> _EXERCISE PROMPT_
Print all of the data exactly as written.

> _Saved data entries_
-------------------------

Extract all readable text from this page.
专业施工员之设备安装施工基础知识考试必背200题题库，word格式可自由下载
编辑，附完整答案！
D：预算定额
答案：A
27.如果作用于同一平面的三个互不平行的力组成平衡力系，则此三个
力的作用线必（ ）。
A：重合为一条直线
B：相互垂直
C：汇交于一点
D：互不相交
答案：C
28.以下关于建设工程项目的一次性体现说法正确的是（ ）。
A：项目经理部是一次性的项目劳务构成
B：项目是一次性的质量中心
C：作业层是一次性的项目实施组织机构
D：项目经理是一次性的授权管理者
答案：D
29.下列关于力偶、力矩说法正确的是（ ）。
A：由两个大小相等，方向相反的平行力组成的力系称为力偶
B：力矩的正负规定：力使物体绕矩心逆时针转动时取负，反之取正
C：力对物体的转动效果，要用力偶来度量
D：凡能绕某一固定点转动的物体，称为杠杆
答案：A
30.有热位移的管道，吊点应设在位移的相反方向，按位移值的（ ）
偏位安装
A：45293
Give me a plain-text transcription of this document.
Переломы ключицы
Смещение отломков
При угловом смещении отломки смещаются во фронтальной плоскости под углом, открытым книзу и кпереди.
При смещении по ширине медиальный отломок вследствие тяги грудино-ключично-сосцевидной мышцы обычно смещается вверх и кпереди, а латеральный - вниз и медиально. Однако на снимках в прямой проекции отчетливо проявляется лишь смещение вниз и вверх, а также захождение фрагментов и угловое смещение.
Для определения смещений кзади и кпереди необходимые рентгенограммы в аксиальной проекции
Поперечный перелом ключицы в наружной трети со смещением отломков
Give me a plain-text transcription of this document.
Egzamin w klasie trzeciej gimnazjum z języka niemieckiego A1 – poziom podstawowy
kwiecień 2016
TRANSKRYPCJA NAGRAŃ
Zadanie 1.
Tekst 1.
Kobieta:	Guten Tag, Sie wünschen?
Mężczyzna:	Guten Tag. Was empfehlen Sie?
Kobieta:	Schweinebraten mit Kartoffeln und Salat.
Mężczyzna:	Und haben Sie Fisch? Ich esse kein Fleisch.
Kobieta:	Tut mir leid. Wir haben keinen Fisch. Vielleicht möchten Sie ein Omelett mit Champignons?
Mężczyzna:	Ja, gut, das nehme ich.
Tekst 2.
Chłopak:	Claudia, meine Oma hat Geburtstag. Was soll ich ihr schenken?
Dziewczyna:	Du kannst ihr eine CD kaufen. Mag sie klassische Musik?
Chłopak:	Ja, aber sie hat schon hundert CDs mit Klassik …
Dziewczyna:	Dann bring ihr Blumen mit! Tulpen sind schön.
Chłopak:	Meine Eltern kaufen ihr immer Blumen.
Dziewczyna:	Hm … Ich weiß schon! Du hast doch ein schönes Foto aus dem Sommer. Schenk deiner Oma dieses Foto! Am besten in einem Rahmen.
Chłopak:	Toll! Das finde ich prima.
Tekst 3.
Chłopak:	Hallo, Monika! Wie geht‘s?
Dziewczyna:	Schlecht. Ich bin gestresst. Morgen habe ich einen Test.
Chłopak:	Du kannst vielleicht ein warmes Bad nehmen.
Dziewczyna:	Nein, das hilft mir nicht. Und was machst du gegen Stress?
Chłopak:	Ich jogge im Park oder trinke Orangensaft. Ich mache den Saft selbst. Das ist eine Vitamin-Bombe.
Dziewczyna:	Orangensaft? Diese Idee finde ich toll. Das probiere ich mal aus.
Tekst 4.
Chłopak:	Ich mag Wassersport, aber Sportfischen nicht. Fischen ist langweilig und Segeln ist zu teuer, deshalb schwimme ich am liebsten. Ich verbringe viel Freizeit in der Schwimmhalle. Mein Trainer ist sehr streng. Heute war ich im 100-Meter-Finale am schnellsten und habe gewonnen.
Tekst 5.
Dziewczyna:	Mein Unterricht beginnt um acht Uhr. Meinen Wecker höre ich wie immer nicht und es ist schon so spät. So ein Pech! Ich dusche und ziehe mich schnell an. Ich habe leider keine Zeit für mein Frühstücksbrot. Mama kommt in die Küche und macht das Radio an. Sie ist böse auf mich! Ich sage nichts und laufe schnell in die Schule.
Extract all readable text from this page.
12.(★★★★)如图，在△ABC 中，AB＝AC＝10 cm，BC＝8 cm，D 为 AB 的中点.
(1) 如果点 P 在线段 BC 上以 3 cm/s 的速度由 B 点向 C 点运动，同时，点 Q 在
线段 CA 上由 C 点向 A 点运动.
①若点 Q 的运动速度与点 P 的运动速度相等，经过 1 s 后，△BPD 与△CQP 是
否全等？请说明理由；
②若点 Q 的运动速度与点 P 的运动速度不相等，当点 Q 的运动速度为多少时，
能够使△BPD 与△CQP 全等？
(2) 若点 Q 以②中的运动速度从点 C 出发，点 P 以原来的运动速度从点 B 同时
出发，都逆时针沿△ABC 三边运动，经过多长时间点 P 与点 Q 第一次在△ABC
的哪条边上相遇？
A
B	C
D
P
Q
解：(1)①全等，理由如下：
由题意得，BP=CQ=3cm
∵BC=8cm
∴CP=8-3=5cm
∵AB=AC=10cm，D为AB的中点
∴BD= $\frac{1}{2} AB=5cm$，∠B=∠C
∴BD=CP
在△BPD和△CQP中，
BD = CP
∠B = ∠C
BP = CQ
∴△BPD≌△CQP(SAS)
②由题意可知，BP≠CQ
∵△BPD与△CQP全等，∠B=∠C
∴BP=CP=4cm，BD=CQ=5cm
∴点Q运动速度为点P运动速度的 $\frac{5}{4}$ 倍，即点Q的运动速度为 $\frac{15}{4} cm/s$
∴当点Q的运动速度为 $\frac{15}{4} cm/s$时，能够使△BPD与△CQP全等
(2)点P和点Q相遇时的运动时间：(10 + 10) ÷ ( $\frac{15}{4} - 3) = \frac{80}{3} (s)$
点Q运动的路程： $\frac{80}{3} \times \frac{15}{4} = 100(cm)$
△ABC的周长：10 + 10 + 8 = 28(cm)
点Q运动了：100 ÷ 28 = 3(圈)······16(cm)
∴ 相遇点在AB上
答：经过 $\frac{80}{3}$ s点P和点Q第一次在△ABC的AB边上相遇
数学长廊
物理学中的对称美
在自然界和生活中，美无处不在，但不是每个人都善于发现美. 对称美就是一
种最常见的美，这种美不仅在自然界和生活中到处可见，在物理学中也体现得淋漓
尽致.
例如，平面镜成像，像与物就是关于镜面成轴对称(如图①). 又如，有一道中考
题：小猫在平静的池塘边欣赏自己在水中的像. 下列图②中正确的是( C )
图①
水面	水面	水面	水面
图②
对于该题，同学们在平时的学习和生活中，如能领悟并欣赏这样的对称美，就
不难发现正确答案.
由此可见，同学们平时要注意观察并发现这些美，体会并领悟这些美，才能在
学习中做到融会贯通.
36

-------------------------

> _COMPLETE ANSWER_
Extract all readable text from this page.
专业施工员之设备安装施工基础知识考试必背200题题库，word格式可自由下载
编辑，附完整答案！
D：预算定额
答案：A
27.如果作用于同一平面的三个互不平行的力组成平衡力系，则此三个
力的作用线必（ ）。
A：重合为一条直线
B：相互垂直
C：汇交于一点
D：互不相交
答案：C
28.以下关于建设工程项目的一次性体现说法正确的是（ ）。
A：项目经理部是一次性的项目劳务构成
B：项目是一次性的质量中心
C：作业层是一次性的项目实施组织机构
D：项目经理是一次性的授权管理者
答案：D
29.下列关于力偶、力矩说法正确的是（ ）。
A：由两个大小相等，方向相反的平行力组成的力系称为力偶
B：力矩的正负规定：力使物体绕矩心逆时针转动时取负，反之取正
C：力对物体的转动效果，要用力偶来度量
D：凡能绕某一固定点转动的物体，称为杠杆
答案：A
30.有热位移的管道，吊点应设在位移的相反方向，按位移值的（ ）
偏位安装
A：45293
Give me a plain-text transcription of this document.
Переломы ключицы
Смещение отломков
При угловом смещении отломки смещаются во фронтальной плоскости под углом, открытым книзу и кпереди.
При смещении по ширине медиальный отломок вследствие тяги грудино-ключично-сосцевидной мышцы обычно смещается вверх и кпереди, а латеральный - вниз и медиально. Однако на снимках в прямой проекции отчетливо проявляется лишь смещение вниз и вверх, а также захождение фрагментов и угловое смещение.
Для определения смещений кзади и кпереди необходимые рентгенограммы в аксиальной проекции
Поперечный перелом ключицы в наружной трети со смещением отломков
Give me a plain-text transcription of this document.
Egzamin w klasie trzeciej gimnazjum z języka niemieckiego A1 – poziom podstawowy
kwiecień 2016
TRANSKRYPCJA NAGRAŃ
Zadanie 1.
Tekst 1.
Kobieta:	Guten Tag, Sie wünschen?
Mężczyzna:	Guten Tag. Was empfehlen Sie?
Kobieta:	Schweinebraten mit Kartoffeln und Salat.
Mężczyzna:	Und haben Sie Fisch? Ich esse kein Fleisch.
Kobieta:	Tut mir leid. Wir haben keinen Fisch. Vielleicht möchten Sie ein Omelett mit Champignons?
Mężczyzna:	Ja, gut, das nehme ich.
Tekst 2.
Chłopak:	Claudia, meine Oma hat Geburtstag. Was soll ich ihr schenken?
Dziewczyna:	Du kannst ihr eine CD kaufen. Mag sie klassische Musik?
Chłopak:	Ja, aber sie hat schon hundert CDs mit Klassik …
Dziewczyna:	Dann bring ihr Blumen mit! Tulpen sind schön.
Chłopak:	Meine Eltern kaufen ihr immer Blumen.
Dziewczyna:	Hm … Ich weiß schon! Du hast doch ein schönes Foto aus dem Sommer. Schenk deiner Oma dieses Foto! Am besten in einem Rahmen.
Chłopak:	Toll! Das finde ich prima.
Tekst 3.
Chłopak:	Hallo, Monika! Wie geht‘s?
Dziewczyna:	Schlecht. Ich bin gestresst. Morgen habe ich einen Test.
Chłopak:	Du kannst vielleicht ein warmes Bad nehmen.
Dziewczyna:	Nein, das hilft mir nicht. Und was machst du gegen Stress?
Chłopak:	Ich jogge im Park oder trinke Orangensaft. Ich mache den Saft selbst. Das ist eine Vitamin-Bombe.
Dziewczyna:	Orangensaft? Diese Idee finde ich toll. Das probiere ich mal aus.
Tekst 4.
Chłopak:	Ich mag Wassersport, aber Sportfischen nicht. Fischen ist langweilig und Segeln ist zu teuer, deshalb schwimme ich am liebsten. Ich verbringe viel Freizeit in der Schwimmhalle. Mein Trainer ist sehr streng. Heute war ich im 100-Meter-Finale am schnellsten und habe gewonnen.
Tekst 5.
Dziewczyna:	Mein Unterricht beginnt um acht Uhr. Meinen Wecker höre ich wie immer nicht und es ist schon so spät. So ein Pech! Ich dusche und ziehe mich schnell an. Ich habe leider keine Zeit für mein Frühstücksbrot. Mama kommt in die Küche und macht das Radio an. Sie ist böse auf mich! Ich sage nichts und laufe schnell in die Schule.
Extract all readable text from this page.
12.(★★★★)如图，在△ABC 中，AB＝AC＝10 cm，BC＝8 cm，D 为 AB 的中点.
(1) 如果点 P 在线段 BC 上以 3 cm/s 的速度由 B 点向 C 点运动，同时，点 Q 在
线段 CA 上由 C 点向 A 点运动.
①若点 Q 的运动速度与点 P 的运动速度相等，经过 1 s 后，△BPD 与△CQP 是
否全等？请说明理由；
②若点 Q 的运动速度与点 P 的运动速度不相等，当点 Q 的运动速度为多少时，
能够使△BPD 与△CQP 全等？
(2) 若点 Q 以②中的运动速度从点 C 出发，点 P 以原来的运动速度从点 B 同时
出发，都逆时针沿△ABC 三边运动，经过多长时间点 P 与点 Q 第一次在△ABC
的哪条边上相遇？
A
B	C
D
P
Q
解：(1)①全等，理由如下：
由题意得，BP=CQ=3cm
∵BC=8cm
∴CP=8-3=5cm
∵AB=AC=10cm，D为AB的中点
∴BD= $\frac{1}{2} AB=5cm$，∠B=∠C
∴BD=CP
在△BPD和△CQP中，
BD = CP
∠B = ∠C
BP = CQ
∴△BPD≌△CQP(SAS)
②由题意可知，BP≠CQ
∵△BPD与△CQP全等，∠B=∠C
∴BP=CP=4cm，BD=CQ=5cm
∴点Q运动速度为点P运动速度的 $\frac{5}{4}$ 倍，即点Q的运动速度为 $\frac{15}{4} cm/s$
∴当点Q的运动速度为 $\frac{15}{4} cm/s$时，能够使△BPD与△CQP全等
(2)点P和点Q相遇时的运动时间：(10 + 10) ÷ ( $\frac{15}{4} - 3) = \frac{80}{3} (s)$
点Q运动的路程： $\frac{80}{3} \times \frac{15}{4} = 100(cm)$
△ABC的周长：10 + 10 + 8 = 28(cm)
点Q运动了：100 ÷ 28 = 3(圈)······16(cm)
∴ 相遇点在AB上
答：经过 $\frac{80}{3}$ s点P和点Q第一次在△ABC的AB边上相遇
数学长廊
物理学中的对称美
在自然界和生活中，美无处不在，但不是每个人都善于发现美. 对称美就是一
种最常见的美，这种美不仅在自然界和生活中到处可见，在物理学中也体现得淋漓
尽致.
例如，平面镜成像，像与物就是关于镜面成轴对称(如图①). 又如，有一道中考
题：小猫在平静的池塘边欣赏自己在水中的像. 下列图②中正确的是( C )
图①
水面	水面	水面	水面
图②
对于该题，同学们在平时的学习和生活中，如能领悟并欣赏这样的对称美，就
不难发现正确答案.
由此可见，同学们平时要注意观察并发现这些美，体会并领悟这些美，才能在
学习中做到融会贯通.
36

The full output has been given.